Dataset items
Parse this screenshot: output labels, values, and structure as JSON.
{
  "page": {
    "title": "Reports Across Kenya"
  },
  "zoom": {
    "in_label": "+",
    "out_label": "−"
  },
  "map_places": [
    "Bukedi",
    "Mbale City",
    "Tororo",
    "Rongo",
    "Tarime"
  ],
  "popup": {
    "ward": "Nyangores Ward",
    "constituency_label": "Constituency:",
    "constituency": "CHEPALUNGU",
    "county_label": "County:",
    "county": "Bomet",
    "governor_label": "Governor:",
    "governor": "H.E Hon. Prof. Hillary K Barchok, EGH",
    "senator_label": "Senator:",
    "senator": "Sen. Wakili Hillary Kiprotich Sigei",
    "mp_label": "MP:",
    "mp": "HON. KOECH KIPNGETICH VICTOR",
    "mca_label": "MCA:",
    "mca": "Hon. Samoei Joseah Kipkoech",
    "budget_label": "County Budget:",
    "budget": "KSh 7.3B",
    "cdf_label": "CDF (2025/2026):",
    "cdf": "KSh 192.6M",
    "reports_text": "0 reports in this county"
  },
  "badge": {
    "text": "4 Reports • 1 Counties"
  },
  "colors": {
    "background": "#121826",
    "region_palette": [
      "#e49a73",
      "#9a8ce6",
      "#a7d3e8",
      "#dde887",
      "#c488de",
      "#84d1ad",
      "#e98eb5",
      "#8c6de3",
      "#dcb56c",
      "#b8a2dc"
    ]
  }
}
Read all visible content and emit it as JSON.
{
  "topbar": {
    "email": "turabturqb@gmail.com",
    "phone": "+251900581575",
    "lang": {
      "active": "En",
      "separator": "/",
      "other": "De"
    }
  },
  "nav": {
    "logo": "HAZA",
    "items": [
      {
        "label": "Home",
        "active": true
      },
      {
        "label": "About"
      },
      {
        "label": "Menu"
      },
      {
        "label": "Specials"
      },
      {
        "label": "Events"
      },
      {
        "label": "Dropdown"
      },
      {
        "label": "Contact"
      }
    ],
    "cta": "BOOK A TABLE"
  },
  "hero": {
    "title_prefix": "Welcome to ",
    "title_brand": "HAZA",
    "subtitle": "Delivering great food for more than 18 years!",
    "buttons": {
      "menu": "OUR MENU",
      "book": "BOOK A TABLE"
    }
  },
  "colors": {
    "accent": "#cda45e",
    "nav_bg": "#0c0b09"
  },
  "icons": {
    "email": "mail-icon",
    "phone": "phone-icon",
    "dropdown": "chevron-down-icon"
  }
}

> _EXERCISE INSTRUCTIONS_:
Using the records above, copy every line that has the word "JSON" in it.

> _TASK RESULT_:
Parse this screenshot: output labels, values, and structure as JSON.
Read all visible content and emit it as JSON.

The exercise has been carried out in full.